PROBLEM REQUIREMENTS.
Using the listing below, copy every line that mentions "பயணம".

Data entries.
###
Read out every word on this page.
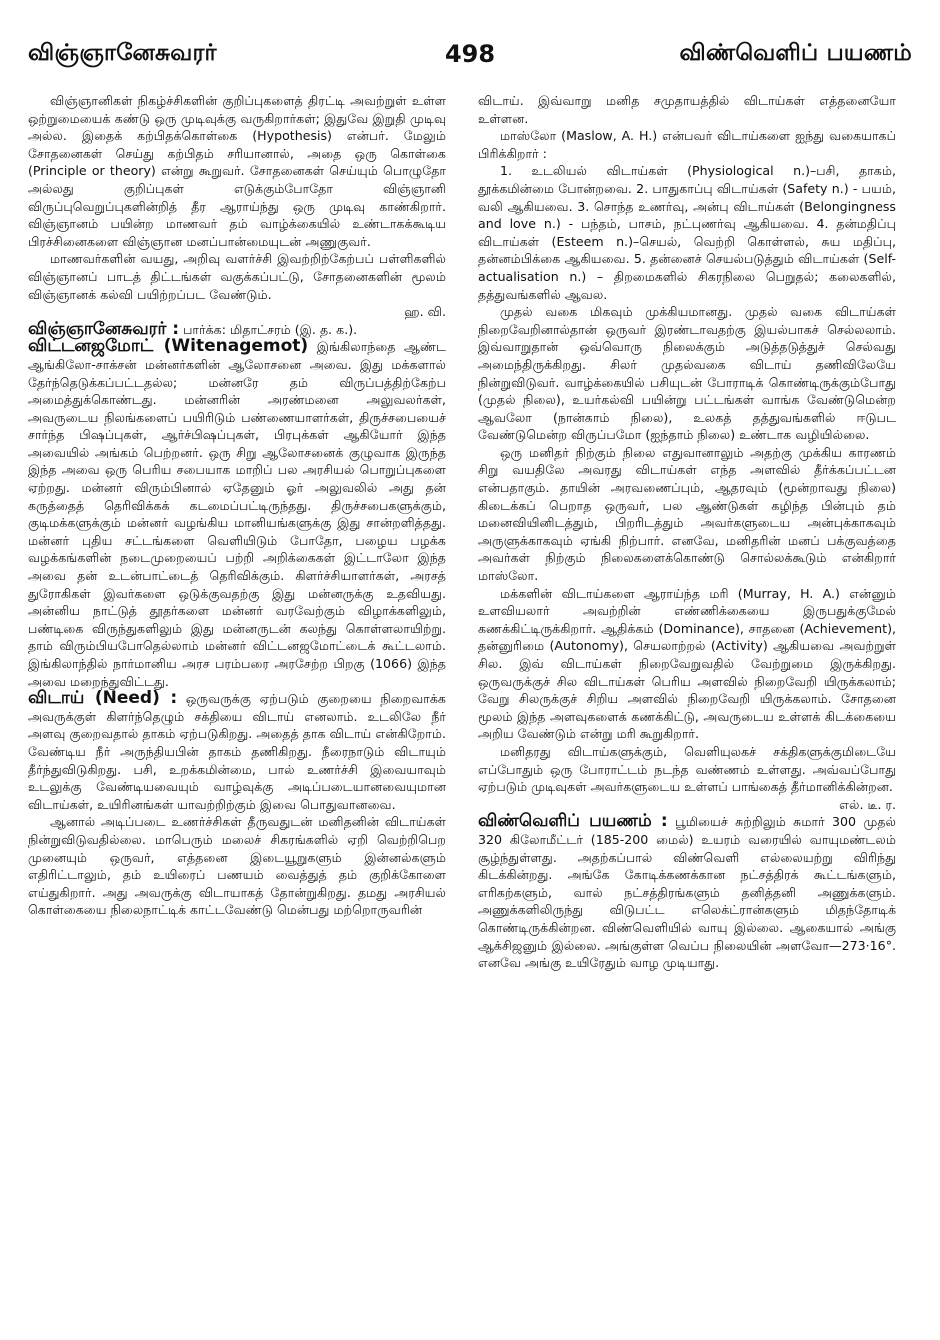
விஞ்ஞானேசுவரர்	498	விண்வெளிப் பயணம்

விஞ்ஞானிகள் நிகழ்ச்சிகளின் குறிப்புகளைத் திரட்டி அவற்றுள் உள்ள ஒற்றுமையைக் கண்டு ஒரு முடிவுக்கு வருகிறார்கள்; இதுவே இறுதி முடிவு அல்ல. இதைக் கற்பிதக்கொள்கை (Hypothesis) என்பர். மேலும் சோதனைகள் செய்து கற்பிதம் சரியானால், அதை ஒரு கொள்கை (Principle or theory) என்று கூறுவர். சோதனைகள் செய்யும் பொழுதோ அல்லது குறிப்புகள் எடுக்கும்போதோ விஞ்ஞானி விருப்புவெறுப்புகளின்றித் தீர ஆராய்ந்து ஒரு முடிவு காண்கிறார். விஞ்ஞானம் பயின்ற மாணவர் தம் வாழ்க்கையில் உண்டாகக்கூடிய பிரச்சினைகளை விஞ்ஞான மனப்பான்மையுடன் அணுகுவர்.

மாணவர்களின் வயது, அறிவு வளர்ச்சி இவற்றிற்கேற்பப் பள்ளிகளில் விஞ்ஞானப் பாடத் திட்டங்கள் வகுக்கப்பட்டு, சோதனைகளின் மூலம் விஞ்ஞானக் கல்வி பயிற்றப்பட வேண்டும்.

ஹ. வி.

விஞ்ஞானேசுவரர் : பார்க்க: மிதாட்சரம் (இ. த. க.).

விட்டனஜமோட் (Witenagemot) இங்கிலாந்தை ஆண்ட ஆங்கிலோ-சாக்சன் மன்னர்களின் ஆலோசனை அவை. இது மக்களால் தேர்ந்தெடுக்கப்பட்டதல்ல; மன்னரே தம் விருப்பத்திற்கேற்ப அமைத்துக்கொண்டது. மன்னரின் அரண்மனை அலுவலர்கள், அவருடைய நிலங்களைப் பயிரிடும் பண்ணையாளர்கள், திருச்சபையைச் சார்ந்த பிஷப்புகள், ஆர்ச்பிஷப்புகள், பிரபுக்கள் ஆகியோர் இந்த அவையில் அங்கம் பெற்றனர். ஒரு சிறு ஆலோசனைக் குழுவாக இருந்த இந்த அவை ஒரு பெரிய சபையாக மாறிப் பல அரசியல் பொறுப்புகளை ஏற்றது. மன்னர் விரும்பினால் ஏதேனும் ஓர் அலுவலில் அது தன் கருத்தைத் தெரிவிக்கக் கடமைப்பட்டிருந்தது. திருச்சபைகளுக்கும், குடிமக்களுக்கும் மன்னர் வழங்கிய மானியங்களுக்கு இது சான்றளித்தது. மன்னர் புதிய சட்டங்களை வெளியிடும் போதோ, பழைய பழக்க வழக்கங்களின் நடைமுறையைப் பற்றி அறிக்கைகள் இட்டாலோ இந்த அவை தன் உடன்பாட்டைத் தெரிவிக்கும். கிளர்ச்சியாளர்கள், அரசத் துரோகிகள் இவர்களை ஒடுக்குவதற்கு இது மன்னருக்கு உதவியது. அன்னிய நாட்டுத் தூதர்களை மன்னர் வரவேற்கும் விழாக்களிலும், பண்டிகை விருந்துகளிலும் இது மன்னருடன் கலந்து கொள்ளலாயிற்று. தாம் விரும்பியபோதெல்லாம் மன்னர் விட்டனஜமோட்டைக் கூட்டலாம். இங்கிலாந்தில் நார்மானிய அரச பரம்பரை அரசேற்ற பிறகு (1066) இந்த அவை மறைந்துவிட்டது.

விடாய் (Need) : ஒருவருக்கு ஏற்படும் குறையை நிறைவாக்க அவருக்குள் கிளர்ந்தெழும் சக்தியை விடாய் எனலாம். உடலிலே நீர் அளவு குறைவதால் தாகம் ஏற்படுகிறது. அதைத் தாக விடாய் என்கிறோம். வேண்டிய நீர் அருந்தியபின் தாகம் தணிகிறது. நீரைநாடும் விடாயும் தீர்ந்துவிடுகிறது. பசி, உறக்கமின்மை, பால் உணர்ச்சி இவையாவும் உடலுக்கு வேண்டியவையும் வாழ்வுக்கு அடிப்படையானவையுமான விடாய்கள், உயிரினங்கள் யாவற்றிற்கும் இவை பொதுவானவை.

ஆனால் அடிப்படை உணர்ச்சிகள் தீருவதுடன் மனிதனின் விடாய்கள் நின்றுவிடுவதில்லை. மாபெரும் மலைச் சிகரங்களில் ஏறி வெற்றிபெற முனையும் ஒருவர், எத்தனை இடையூறுகளும் இன்னல்களும் எதிரிட்டாலும், தம் உயிரைப் பணயம் வைத்துத் தம் குறிக்கோளை எய்துகிறார். அது அவருக்கு விடாயாகத் தோன்றுகிறது. தமது அரசியல் கொள்கையை நிலைநாட்டிக் காட்டவேண்டு மென்பது மற்றொருவரின்

விடாய். இவ்வாறு மனித சமுதாயத்தில் விடாய்கள் எத்தனையோ உள்ளன.

மாஸ்லோ (Maslow, A. H.) என்பவர் விடாய்களை ஐந்து வகையாகப் பிரிக்கிறார் :

1. உடலியல் விடாய்கள் (Physiological n.)–பசி, தாகம், தூக்கமின்மை போன்றவை. 2. பாதுகாப்பு விடாய்கள் (Safety n.) - பயம், வலி ஆகியவை. 3. சொந்த உணர்வு, அன்பு விடாய்கள் (Belongingness and love n.) - பந்தம், பாசம், நட்புணர்வு ஆகியவை. 4. தன்மதிப்பு விடாய்கள் (Esteem n.)–செயல், வெற்றி கொள்ளல், சுய மதிப்பு, தன்னம்பிக்கை ஆகியவை. 5. தன்னைச் செயல்படுத்தும் விடாய்கள் (Self-actualisation n.) – திறமைகளில் சிகரநிலை பெறுதல்; கலைகளில், தத்துவங்களில் ஆவல.

முதல் வகை மிகவும் முக்கியமானது. முதல் வகை விடாய்கள் நிறைவேறினால்தான் ஒருவர் இரண்டாவதற்கு இயல்பாகச் செல்லலாம். இவ்வாறுதான் ஒவ்வொரு நிலைக்கும் அடுத்தடுத்துச் செல்வது அமைந்திருக்கிறது. சிலர் முதல்வகை விடாய் தணிவிலேயே நின்றுவிடுவர். வாழ்க்கையில் பசியுடன் போராடிக் கொண்டிருக்கும்போது (முதல் நிலை), உயர்கல்வி பயின்று பட்டங்கள் வாங்க வேண்டுமென்ற ஆவலோ (நான்காம் நிலை), உலகத் தத்துவங்களில் ஈடுபட வேண்டுமென்ற விருப்பமோ (ஐந்தாம் நிலை) உண்டாக வழியில்லை.

ஒரு மனிதர் நிற்கும் நிலை எதுவானாலும் அதற்கு முக்கிய காரணம் சிறு வயதிலே அவரது விடாய்கள் எந்த அளவில் தீர்க்கப்பட்டன என்பதாகும். தாயின் அரவணைப்பும், ஆதரவும் (மூன்றாவது நிலை) கிடைக்கப் பெறாத ஒருவர், பல ஆண்டுகள் கழிந்த பின்பும் தம் மனைவியினிடத்தும், பிறரிடத்தும் அவர்களுடைய அன்புக்காகவும் அருளுக்காகவும் ஏங்கி நிற்பார். எனவே, மனிதரின் மனப் பக்குவத்தை அவர்கள் நிற்கும் நிலைகளைக்கொண்டு சொல்லக்கூடும் என்கிறார் மாஸ்லோ.

மக்களின் விடாய்களை ஆராய்ந்த மரி (Murray, H. A.) என்னும் உளவியலார் அவற்றின் எண்ணிக்கையை இருபதுக்குமேல் கணக்கிட்டிருக்கிறார். ஆதிக்கம் (Dominance), சாதனை (Achievement), தன்னுரிமை (Autonomy), செயலாற்றல் (Activity) ஆகியவை அவற்றுள் சில. இவ் விடாய்கள் நிறைவேறுவதில் வேற்றுமை இருக்கிறது. ஒருவருக்குச் சில விடாய்கள் பெரிய அளவில் நிறைவேறி யிருக்கலாம்; வேறு சிலருக்குச் சிறிய அளவில் நிறைவேறி யிருக்கலாம். சோதனை மூலம் இந்த அளவுகளைக் கணக்கிட்டு, அவருடைய உள்ளக் கிடக்கையை அறிய வேண்டும் என்று மரி கூறுகிறார்.

மனிதரது விடாய்களுக்கும், வெளியுலகச் சக்திகளுக்குமிடையே எப்போதும் ஒரு போராட்டம் நடந்த வண்ணம் உள்ளது. அவ்வப்போது ஏற்படும் முடிவுகள் அவர்களுடைய உள்ளப் பாங்கைத் தீர்மானிக்கின்றன.

எல். டீ. ர.

விண்வெளிப் பயணம் : பூமியைச் சுற்றிலும் சுமார் 300 முதல் 320 கிலோமீட்டர் (185-200 மைல்) உயரம் வரையில் வாயுமண்டலம் சூழ்ந்துள்ளது. அதற்கப்பால் விண்வெளி எல்லையற்று விரிந்து கிடக்கின்றது. அங்கே கோடிக்கணக்கான நட்சத்திரக் கூட்டங்களும், எரிகற்களும், வால் நட்சத்திரங்களும் தனித்தனி அணுக்களும். அணுக்களிலிருந்து விடுபட்ட எலெக்ட்ரான்களும் மிதந்தோடிக் கொண்டிருக்கின்றன. விண்வெளியில் வாயு இல்லை. ஆகையால் அங்கு ஆக்சிஜனும் இல்லை. அங்குள்ள வெப்ப நிலையின் அளவோ—273·16°. எனவே அங்கு உயிரேதும் வாழ முடியாது.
###
EXPECTED ANSWER.
விஞ்ஞானேசுவரர்	498	விண்வெளிப் பயணம்
விண்வெளிப் பயணம் : பூமியைச் சுற்றிலும் சுமார் 300 முதல் 320 கிலோமீட்டர் (185-200 மைல்) உயரம் வரையில் வாயுமண்டலம் சூழ்ந்துள்ளது. அதற்கப்பால் விண்வெளி எல்லையற்று விரிந்து கிடக்கின்றது. அங்கே கோடிக்கணக்கான நட்சத்திரக் கூட்டங்களும், எரிகற்களும், வால் நட்சத்திரங்களும் தனித்தனி அணுக்களும். அணுக்களிலிருந்து விடுபட்ட எலெக்ட்ரான்களும் மிதந்தோடிக் கொண்டிருக்கின்றன. விண்வெளியில் வாயு இல்லை. ஆகையால் அங்கு ஆக்சிஜனும் இல்லை. அங்குள்ள வெப்ப நிலையின் அளவோ—273·16°. எனவே அங்கு உயிரேதும் வாழ முடியாது.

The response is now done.